TEXT PASSAGE ::
┌──
Later on, it will be much slower to create the SAME kind of fabric with crochet. Special speed knitting techniques will allow you to move on at a tremendous speed – forming 2 stitches per second. A speed that will be virtually unattainable in crochet (fastest knitter creates 118 stitches in 1 minute) – except you do trebles and count them as three stitches.

Either way, each of them can be fast but they will excel in different areas.

Crochet vs knit blanket

crochet vs knit blanket a couple of examples decorated on a couch
A knitted blanket and a pillow cushion and a granny square crochet blanket on the right

One heavily debated topic is the difference between knitting versus crochet when it comes to blankets. Both crafts will be able to produce stunning blankets. Crocheting is, obviously, famous for multicolored granny squares and it’s very difficult to create something similar with knitting (mitered squares are similar but don’t even remotely have a similar range of options).

three swatches with three different cable stitches
Various knitted cables

Cables are, on the other side, much easier to create in knitting. While it’s possible to crochet them, they won’t look as crisp, and more advanced cables will be quite difficult. The same applies to intricate colorwork. While not exactly easy, intarsia and Fair Isle basically allow you to transfer any picture or design into knitting.

Another thing to consider is the creative process itself: Blankets can be huge and in knitting all stitches, so the full width, need to be on your needles. This can mean 400 stitches or more. A single row can take as much as 30 minutes and it’s often very difficult (or ill-advised) to interrupt this process. In crochet, you can basically stop wherever you are and you typically construct a blanket out of smaller units.

seaming garter stitch with the mattress stitch using a red contrasting yarn

You can, of course, construct an afghan out of many little squares in knitting as well, but this means a lot of seaming and sewing later on. While not difficult a lot of knitters feel it’s very annoying. Most granny square blankets patterns typically crochet the squares together.

Things BOth crafts have in common

Up until now I mostly talked about the differences between crochet and knitting but there are also many things that unite them. First of all, a lot of knitting techniques require a crochet hook (like a provisional cast-on or some ways of picking up stitches) and vice versa. So, no matter which of the two you pick, you will benefit a lot from dabbling a bit in the other craft as well.

On top of that, both hobbies are incredibly relaxing, some say even a bit like meditation. Only recently I read a lovely quote:

“One of the most powerful things about knitting is that it makes you feel very happy to be in your own company”.

Kaffee Fassett

And the same can be said about crocheting. The hours working on a project can be very restorative and relaxing.
└──
Data records
┌──
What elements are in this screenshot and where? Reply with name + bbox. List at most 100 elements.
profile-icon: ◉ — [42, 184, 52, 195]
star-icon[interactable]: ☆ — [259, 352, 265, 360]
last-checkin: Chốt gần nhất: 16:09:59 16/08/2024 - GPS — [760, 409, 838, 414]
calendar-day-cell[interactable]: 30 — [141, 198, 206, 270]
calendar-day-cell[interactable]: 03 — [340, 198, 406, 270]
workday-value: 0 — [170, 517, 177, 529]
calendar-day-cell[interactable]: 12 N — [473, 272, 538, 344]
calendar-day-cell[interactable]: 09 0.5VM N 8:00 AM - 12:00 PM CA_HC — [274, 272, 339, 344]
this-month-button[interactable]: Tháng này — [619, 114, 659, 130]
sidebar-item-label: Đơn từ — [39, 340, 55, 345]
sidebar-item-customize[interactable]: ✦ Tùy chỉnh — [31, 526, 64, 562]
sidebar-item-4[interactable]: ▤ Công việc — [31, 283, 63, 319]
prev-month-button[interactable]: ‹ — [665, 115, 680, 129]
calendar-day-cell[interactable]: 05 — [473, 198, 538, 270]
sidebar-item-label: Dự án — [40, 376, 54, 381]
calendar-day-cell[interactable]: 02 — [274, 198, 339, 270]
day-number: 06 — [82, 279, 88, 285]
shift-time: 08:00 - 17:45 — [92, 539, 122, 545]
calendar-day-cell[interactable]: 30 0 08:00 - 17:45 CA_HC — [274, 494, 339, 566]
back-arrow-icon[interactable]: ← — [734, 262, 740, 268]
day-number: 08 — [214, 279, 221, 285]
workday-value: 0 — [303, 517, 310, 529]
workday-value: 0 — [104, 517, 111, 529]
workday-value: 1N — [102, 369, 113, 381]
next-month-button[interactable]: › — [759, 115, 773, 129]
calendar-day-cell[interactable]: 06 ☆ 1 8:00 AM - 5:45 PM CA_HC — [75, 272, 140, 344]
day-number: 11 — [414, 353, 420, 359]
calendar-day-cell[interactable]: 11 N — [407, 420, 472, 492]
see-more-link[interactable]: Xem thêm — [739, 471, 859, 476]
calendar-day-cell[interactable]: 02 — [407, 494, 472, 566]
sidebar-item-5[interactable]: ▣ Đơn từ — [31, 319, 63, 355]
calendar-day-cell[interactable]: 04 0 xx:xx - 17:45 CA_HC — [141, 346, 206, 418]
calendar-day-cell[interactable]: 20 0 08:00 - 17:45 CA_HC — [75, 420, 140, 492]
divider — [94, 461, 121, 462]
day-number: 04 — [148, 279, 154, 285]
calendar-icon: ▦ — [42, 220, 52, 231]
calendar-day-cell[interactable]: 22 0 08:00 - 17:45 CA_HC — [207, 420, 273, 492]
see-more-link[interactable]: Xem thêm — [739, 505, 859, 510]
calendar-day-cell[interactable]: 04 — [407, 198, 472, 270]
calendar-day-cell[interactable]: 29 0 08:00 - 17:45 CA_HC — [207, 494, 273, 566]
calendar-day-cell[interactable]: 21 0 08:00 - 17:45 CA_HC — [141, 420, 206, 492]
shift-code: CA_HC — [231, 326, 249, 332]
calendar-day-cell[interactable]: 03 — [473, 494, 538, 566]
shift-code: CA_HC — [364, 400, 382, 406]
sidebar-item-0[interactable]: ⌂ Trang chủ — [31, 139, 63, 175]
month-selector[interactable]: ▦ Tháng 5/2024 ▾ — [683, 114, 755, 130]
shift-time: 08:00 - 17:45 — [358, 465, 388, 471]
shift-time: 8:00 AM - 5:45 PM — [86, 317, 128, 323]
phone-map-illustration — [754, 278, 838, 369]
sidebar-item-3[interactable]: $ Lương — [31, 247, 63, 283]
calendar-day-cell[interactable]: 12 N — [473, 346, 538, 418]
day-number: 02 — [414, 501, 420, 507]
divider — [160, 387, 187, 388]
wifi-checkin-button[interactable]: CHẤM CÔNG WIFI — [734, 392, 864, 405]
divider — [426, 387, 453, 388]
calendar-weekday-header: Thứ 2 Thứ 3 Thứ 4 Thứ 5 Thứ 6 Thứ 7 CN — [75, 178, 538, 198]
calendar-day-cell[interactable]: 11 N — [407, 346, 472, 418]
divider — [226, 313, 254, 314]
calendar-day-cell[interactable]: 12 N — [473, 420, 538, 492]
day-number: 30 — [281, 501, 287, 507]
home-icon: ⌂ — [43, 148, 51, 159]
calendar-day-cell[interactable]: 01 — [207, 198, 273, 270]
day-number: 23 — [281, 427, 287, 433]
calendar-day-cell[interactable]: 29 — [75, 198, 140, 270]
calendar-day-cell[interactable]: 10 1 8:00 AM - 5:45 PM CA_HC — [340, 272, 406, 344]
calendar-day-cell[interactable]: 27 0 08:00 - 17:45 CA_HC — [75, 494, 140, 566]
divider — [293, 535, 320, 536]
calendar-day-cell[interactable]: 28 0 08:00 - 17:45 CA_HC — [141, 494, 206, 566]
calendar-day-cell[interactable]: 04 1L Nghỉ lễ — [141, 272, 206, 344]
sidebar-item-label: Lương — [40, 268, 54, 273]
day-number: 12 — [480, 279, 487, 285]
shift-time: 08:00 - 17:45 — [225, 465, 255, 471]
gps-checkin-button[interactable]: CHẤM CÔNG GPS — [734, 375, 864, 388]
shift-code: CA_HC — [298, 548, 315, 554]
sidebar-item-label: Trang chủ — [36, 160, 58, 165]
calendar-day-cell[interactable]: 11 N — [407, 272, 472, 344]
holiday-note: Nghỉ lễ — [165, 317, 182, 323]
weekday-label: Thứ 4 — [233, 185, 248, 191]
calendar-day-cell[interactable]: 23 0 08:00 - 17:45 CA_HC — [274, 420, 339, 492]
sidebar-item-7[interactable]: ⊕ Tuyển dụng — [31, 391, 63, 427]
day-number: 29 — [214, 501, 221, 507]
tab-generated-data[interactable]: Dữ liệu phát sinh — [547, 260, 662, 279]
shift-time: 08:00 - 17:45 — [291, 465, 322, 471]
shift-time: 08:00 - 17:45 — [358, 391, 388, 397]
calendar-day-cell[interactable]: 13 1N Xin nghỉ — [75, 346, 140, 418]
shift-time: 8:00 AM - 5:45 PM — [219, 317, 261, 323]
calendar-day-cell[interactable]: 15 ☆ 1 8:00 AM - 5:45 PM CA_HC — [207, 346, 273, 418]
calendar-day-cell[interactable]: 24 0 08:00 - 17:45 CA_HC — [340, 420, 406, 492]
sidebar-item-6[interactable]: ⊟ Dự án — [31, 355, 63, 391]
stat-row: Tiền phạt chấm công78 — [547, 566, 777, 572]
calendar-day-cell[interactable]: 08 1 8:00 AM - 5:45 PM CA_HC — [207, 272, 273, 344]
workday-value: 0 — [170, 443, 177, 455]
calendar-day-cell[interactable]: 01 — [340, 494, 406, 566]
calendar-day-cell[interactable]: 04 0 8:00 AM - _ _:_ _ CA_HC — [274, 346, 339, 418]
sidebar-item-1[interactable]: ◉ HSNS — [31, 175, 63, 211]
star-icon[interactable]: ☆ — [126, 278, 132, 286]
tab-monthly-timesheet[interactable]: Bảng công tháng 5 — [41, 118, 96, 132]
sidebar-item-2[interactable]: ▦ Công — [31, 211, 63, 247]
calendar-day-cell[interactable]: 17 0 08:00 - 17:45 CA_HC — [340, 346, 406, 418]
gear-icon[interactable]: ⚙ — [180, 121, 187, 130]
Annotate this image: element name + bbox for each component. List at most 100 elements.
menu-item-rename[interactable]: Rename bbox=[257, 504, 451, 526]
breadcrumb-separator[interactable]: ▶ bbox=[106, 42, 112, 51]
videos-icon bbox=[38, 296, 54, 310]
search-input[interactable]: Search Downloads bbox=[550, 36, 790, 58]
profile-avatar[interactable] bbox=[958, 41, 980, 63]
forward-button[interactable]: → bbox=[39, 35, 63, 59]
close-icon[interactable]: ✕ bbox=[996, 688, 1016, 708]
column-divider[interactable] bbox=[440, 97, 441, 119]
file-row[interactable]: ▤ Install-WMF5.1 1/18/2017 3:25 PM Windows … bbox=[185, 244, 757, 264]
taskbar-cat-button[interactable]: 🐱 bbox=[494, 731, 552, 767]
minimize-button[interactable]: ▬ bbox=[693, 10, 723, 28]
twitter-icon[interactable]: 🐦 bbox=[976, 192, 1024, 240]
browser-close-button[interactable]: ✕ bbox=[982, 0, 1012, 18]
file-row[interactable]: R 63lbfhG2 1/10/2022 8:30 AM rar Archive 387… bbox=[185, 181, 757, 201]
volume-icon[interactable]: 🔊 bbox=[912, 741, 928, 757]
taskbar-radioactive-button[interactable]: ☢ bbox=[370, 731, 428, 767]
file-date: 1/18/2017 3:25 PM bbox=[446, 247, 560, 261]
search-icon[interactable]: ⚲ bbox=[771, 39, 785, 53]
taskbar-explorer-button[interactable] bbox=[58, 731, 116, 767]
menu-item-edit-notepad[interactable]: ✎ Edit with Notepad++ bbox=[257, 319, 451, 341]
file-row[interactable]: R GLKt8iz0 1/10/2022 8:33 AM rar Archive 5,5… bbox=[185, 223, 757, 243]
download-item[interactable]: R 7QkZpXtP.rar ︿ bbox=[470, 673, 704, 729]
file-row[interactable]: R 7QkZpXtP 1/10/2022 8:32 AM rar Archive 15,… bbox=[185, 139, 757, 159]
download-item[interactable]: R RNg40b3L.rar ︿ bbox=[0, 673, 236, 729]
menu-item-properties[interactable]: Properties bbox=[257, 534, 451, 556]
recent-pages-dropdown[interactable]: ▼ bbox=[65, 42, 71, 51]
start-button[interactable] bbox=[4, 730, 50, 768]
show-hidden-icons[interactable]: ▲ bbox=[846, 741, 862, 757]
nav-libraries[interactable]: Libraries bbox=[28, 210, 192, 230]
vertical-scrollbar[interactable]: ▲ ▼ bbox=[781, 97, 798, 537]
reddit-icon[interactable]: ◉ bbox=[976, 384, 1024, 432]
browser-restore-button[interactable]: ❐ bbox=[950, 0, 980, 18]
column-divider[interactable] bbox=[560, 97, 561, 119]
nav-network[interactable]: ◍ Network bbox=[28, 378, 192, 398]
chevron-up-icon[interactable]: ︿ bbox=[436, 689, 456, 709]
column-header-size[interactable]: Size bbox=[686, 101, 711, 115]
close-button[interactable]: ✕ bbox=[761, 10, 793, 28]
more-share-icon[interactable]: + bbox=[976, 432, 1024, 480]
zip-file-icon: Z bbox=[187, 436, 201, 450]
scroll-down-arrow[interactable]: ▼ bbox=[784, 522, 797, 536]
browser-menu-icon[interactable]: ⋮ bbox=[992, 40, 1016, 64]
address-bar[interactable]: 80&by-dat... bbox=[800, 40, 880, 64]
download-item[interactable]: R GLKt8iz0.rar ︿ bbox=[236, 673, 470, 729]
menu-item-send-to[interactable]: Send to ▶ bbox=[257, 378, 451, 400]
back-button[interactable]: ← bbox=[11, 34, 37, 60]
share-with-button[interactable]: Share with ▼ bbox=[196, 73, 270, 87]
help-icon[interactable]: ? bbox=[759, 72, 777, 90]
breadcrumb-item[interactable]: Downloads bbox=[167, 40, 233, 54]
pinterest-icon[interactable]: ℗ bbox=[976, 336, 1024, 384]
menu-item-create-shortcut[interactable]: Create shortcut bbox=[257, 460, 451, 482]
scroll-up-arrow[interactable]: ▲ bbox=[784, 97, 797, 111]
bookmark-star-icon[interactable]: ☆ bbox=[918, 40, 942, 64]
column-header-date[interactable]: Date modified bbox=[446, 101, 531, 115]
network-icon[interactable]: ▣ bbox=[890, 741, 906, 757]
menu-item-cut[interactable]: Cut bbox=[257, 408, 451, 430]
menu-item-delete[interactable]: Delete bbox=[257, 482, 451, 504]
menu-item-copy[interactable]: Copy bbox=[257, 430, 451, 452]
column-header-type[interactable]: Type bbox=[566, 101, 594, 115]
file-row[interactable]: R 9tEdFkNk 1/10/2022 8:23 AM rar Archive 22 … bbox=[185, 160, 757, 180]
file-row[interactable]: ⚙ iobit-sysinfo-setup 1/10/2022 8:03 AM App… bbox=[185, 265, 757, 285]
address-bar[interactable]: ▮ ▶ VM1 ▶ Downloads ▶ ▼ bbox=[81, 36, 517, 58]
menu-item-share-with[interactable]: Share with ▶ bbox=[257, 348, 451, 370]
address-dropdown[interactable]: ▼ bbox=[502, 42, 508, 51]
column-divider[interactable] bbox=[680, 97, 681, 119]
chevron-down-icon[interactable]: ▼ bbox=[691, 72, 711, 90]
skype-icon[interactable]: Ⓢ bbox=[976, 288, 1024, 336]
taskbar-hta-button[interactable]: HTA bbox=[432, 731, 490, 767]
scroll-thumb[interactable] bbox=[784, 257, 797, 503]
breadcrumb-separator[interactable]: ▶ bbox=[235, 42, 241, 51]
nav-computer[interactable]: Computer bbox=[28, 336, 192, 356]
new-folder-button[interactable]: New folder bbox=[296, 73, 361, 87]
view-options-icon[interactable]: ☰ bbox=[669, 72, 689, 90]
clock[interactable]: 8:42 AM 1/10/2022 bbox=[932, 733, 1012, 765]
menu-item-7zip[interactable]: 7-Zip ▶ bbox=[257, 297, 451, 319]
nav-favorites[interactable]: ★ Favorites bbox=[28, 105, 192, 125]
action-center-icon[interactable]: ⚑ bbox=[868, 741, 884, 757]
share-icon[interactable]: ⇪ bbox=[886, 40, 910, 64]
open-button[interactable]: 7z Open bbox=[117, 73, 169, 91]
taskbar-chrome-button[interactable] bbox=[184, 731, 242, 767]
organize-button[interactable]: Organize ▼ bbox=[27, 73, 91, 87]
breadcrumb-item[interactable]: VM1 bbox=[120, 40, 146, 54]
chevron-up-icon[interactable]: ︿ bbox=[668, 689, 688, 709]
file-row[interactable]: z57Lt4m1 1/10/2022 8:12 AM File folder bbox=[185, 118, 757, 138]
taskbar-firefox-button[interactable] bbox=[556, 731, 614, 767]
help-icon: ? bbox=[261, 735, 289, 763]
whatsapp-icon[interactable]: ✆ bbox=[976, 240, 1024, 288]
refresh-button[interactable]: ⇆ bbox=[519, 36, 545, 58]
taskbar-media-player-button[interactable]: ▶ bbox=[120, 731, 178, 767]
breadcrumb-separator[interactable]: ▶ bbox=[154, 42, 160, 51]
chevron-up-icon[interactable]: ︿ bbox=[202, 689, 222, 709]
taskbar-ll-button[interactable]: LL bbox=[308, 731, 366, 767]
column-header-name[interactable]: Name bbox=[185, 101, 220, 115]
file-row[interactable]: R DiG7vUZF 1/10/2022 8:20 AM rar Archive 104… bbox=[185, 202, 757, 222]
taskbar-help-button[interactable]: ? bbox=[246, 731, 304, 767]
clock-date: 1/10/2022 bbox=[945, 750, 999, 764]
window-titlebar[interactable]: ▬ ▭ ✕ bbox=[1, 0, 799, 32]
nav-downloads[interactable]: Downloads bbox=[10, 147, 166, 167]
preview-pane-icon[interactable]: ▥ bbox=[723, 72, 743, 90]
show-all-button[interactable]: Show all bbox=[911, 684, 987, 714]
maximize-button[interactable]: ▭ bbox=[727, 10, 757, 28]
└──
In the knitting and crochet passage, how long can a single row of a large knitted blanket take? These items are separate material that has nothing to do with the text.

As much as 30 minutes.